::: Extracted information

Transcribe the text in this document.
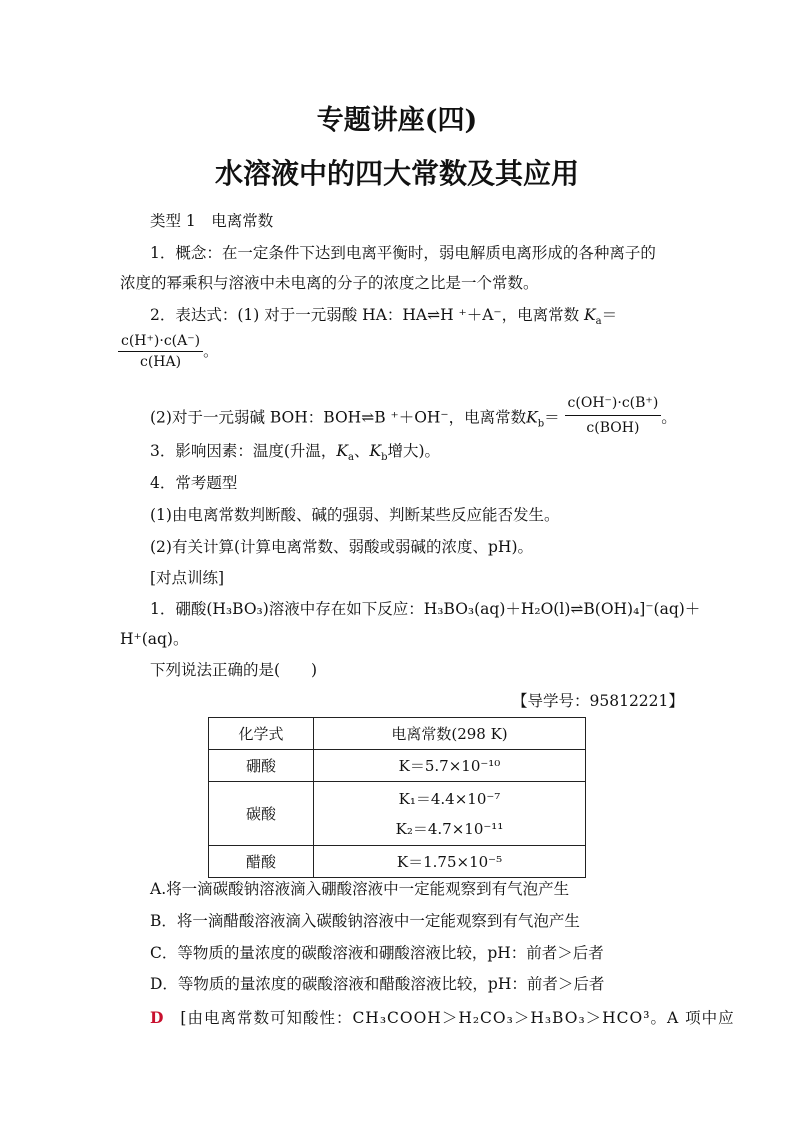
专题讲座(四)
水溶液中的四大常数及其应用
类型 1　电离常数
1．概念：在一定条件下达到电离平衡时，弱电解质电离形成的各种离子的
浓度的幂乘积与溶液中未电离的分子的浓度之比是一个常数。
2．表达式：(1) 对于一元弱酸 HA：HA⇌H ⁺＋A⁻，电离常数 $K_a=$
$\frac{c(H^+)\cdot c(A^-)}{c(HA)}$ 。
(2)对于一元弱碱 BOH：BOH⇌B ⁺＋OH⁻，电离常数$K_b= \frac{c(OH^-)\cdot c(B^+)}{\text{c(BOH)}}$ 。
3．影响因素：温度(升温，$K_a$、$K_b$增大)。
4．常考题型
(1)由电离常数判断酸、碱的强弱、判断某些反应能否发生。
(2)有关计算(计算电离常数、弱酸或弱碱的浓度、pH)。
[对点训练]
1．硼酸(H₃BO₃)溶液中存在如下反应：H₃BO₃(aq)＋H₂O(l)⇌B(OH)₄]⁻(aq)＋
H⁺(aq)。
下列说法正确的是(　　)
【导学号：95812221】
化学式	电离常数(298 K)
硼酸	K＝5.7×10⁻¹⁰
碳酸	K₁＝4.4×10⁻⁷
K₂＝4.7×10⁻¹¹

醋酸	K＝1.75×10⁻⁵
A.将一滴碳酸钠溶液滴入硼酸溶液中一定能观察到有气泡产生
B．将一滴醋酸溶液滴入碳酸钠溶液中一定能观察到有气泡产生
C．等物质的量浓度的碳酸溶液和硼酸溶液比较，pH：前者＞后者
D．等物质的量浓度的碳酸溶液和醋酸溶液比较，pH：前者＞后者
D [由电离常数可知酸性：CH₃COOH＞H₂CO₃＞H₃BO₃＞HCO³。A 项中应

::::::

What the exercise asks>
Go back to the records above and write them out exactly, without the pictures.

Result of this task>
Transcribe the text in this document.
专题讲座(四)
水溶液中的四大常数及其应用
类型 1　电离常数
1．概念：在一定条件下达到电离平衡时，弱电解质电离形成的各种离子的
浓度的幂乘积与溶液中未电离的分子的浓度之比是一个常数。
2．表达式：(1) 对于一元弱酸 HA：HA⇌H ⁺＋A⁻，电离常数 $K_a=$
$\frac{c(H^+)\cdot c(A^-)}{c(HA)}$ 。
(2)对于一元弱碱 BOH：BOH⇌B ⁺＋OH⁻，电离常数$K_b= \frac{c(OH^-)\cdot c(B^+)}{\text{c(BOH)}}$ 。
3．影响因素：温度(升温，$K_a$、$K_b$增大)。
4．常考题型
(1)由电离常数判断酸、碱的强弱、判断某些反应能否发生。
(2)有关计算(计算电离常数、弱酸或弱碱的浓度、pH)。
[对点训练]
1．硼酸(H₃BO₃)溶液中存在如下反应：H₃BO₃(aq)＋H₂O(l)⇌B(OH)₄]⁻(aq)＋
H⁺(aq)。
下列说法正确的是(　　)
【导学号：95812221】
化学式	电离常数(298 K)
硼酸	K＝5.7×10⁻¹⁰
碳酸	K₁＝4.4×10⁻⁷
K₂＝4.7×10⁻¹¹

醋酸	K＝1.75×10⁻⁵
A.将一滴碳酸钠溶液滴入硼酸溶液中一定能观察到有气泡产生
B．将一滴醋酸溶液滴入碳酸钠溶液中一定能观察到有气泡产生
C．等物质的量浓度的碳酸溶液和硼酸溶液比较，pH：前者＞后者
D．等物质的量浓度的碳酸溶液和醋酸溶液比较，pH：前者＞后者
D [由电离常数可知酸性：CH₃COOH＞H₂CO₃＞H₃BO₃＞HCO³。A 项中应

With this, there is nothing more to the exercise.